• _Cuplikan Halaman_
-- -- --

-11 Pasang Santri Ponpes Hidayatullah Menikah Massal (2-habis)-
Menikah massal seberanya sudah lazim digelar, dan difasilitasi pemerintah. Tapi biasanya itu diperuntukan bagi mereka yang sudah hidup serumah tanpa surat nikah. Biasanya, pesertanya pun rata-rata sudah berusia tidak muda lagi. Pernikahan massal di Ponpes Hidayatullah terasa istimewa karena memang diniatkan untuk membangun keluarga Sakinah, bukan sekedar melegitimasi perzinahanSafriyanti
Menikah bagi para santri di Ponpes Hidayatullah adalah ibadah. Para akhwatnya-sebutan bagi perempuan- menikah bukan karena fisik, tapi komitmen kepada Allah sang maha pencipta untuk menjalani rumah tangga dalam bingkai kehidupan yang harmonis bersama pasangan. Jadi, soal fisik bukan perkara utama yang diprioritaskan. Terpenting, masing-masing pihak siap secara mental untuk membina rumah tangga, dan melari bahtera rumah tangga seperti rumah tangga panutan semua umat Islam, Nabi Muhammad SAW.
Simak saja pengakuan salah seorang santri bernama Suhartin yang dua hari lalu menikah dan mengucap janji dengan pria bernama Akbar Muksidar. Katanya, sejak awal ia sama sekali tidak memiliki memiliki gambaran seperti apa rupa sang suami. Bayangan akan sosok pria pendamping hidupnya belum tergambar dibenaknya, sehingga rasa penasaran selalu menghatuinya.
Untunglah, tradisi pernikahan tanpa perkenalan itu tidak membuatnya membatalkan pernikahan. Ia optimis, pria yang dipihkan pihak pesantren adalah laki-laki yang tepat dan mampu mengayominya selama berumah tangga. Ia percaya, jodoh yang dialamatkan Tuhan padanya, lewat perantaraan para pengasuh pondok sudah yang terbaik dan diyakini bisa membimbing dan menjadi imam bagi keluarganya. Pria itu ia yakini bisa menjadi ayah yang baik buat anak-anaknya kelak.

-- -- --

Entri dari sebuah dataset
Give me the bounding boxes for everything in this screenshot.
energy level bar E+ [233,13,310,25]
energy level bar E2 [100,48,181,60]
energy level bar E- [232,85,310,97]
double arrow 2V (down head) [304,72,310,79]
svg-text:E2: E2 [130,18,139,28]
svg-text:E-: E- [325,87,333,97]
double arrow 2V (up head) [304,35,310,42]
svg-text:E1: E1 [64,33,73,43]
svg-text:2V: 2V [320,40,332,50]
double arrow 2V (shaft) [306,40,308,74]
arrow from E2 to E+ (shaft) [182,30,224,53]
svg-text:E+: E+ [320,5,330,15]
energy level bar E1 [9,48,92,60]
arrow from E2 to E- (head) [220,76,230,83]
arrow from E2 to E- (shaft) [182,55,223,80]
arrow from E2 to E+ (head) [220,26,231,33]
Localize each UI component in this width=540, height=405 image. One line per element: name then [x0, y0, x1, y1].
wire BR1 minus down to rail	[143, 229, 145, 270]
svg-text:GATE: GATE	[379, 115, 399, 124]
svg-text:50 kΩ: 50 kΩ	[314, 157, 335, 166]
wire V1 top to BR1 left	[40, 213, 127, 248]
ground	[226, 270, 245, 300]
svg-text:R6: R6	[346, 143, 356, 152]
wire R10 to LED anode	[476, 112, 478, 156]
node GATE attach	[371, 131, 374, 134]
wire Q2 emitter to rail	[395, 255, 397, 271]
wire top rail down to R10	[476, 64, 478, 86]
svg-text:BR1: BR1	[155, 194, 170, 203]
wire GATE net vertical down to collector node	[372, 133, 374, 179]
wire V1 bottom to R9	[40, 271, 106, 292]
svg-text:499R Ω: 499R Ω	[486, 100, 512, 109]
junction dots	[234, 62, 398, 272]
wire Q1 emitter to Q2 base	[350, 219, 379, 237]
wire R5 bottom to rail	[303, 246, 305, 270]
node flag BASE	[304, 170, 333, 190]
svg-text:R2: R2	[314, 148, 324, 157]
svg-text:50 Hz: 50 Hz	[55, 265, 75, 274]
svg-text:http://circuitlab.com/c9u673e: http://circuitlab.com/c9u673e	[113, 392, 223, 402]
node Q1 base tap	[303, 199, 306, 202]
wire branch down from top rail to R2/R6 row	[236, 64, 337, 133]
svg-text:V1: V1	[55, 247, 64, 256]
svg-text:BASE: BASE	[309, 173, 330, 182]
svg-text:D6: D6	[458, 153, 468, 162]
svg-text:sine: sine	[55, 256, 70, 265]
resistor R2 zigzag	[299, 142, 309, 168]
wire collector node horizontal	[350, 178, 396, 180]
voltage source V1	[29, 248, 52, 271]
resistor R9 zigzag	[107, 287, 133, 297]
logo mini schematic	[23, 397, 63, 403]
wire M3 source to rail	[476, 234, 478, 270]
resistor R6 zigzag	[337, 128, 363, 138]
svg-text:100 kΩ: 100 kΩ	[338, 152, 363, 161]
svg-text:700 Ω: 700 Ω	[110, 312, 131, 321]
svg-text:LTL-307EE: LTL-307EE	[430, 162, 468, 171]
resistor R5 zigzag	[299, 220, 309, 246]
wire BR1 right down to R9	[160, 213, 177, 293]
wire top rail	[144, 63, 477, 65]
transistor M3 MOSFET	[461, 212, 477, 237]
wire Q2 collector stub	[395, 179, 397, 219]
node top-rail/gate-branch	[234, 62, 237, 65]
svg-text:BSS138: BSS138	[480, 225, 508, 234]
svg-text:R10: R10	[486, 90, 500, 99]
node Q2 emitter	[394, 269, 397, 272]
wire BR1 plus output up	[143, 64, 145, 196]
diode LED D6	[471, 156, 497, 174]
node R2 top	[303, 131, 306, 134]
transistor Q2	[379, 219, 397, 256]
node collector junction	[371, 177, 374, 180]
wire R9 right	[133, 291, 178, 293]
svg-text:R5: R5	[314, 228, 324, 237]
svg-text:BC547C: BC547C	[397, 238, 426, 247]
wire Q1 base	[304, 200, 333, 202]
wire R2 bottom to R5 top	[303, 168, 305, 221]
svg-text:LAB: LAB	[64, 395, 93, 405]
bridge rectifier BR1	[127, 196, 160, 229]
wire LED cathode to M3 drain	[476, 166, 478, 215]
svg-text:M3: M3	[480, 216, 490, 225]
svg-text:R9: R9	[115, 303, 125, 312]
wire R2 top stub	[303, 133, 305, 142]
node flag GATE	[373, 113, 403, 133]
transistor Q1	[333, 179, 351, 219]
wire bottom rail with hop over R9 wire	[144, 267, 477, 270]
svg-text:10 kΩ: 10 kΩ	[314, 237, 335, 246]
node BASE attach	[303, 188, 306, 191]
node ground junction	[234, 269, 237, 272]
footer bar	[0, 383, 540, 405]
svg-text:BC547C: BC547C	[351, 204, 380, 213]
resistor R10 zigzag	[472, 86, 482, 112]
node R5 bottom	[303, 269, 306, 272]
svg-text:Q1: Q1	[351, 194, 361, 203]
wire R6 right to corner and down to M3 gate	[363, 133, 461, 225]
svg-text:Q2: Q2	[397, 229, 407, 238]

-- -- --

• _Tujuan Tugas_
Menurut artikel tentang pernikahan massal di Ponpes Hidayatullah di atas, siapa nama pria yang menikah dengan santri bernama Suhartin?

• _Hasil Tugas_
Akbar Muksidar.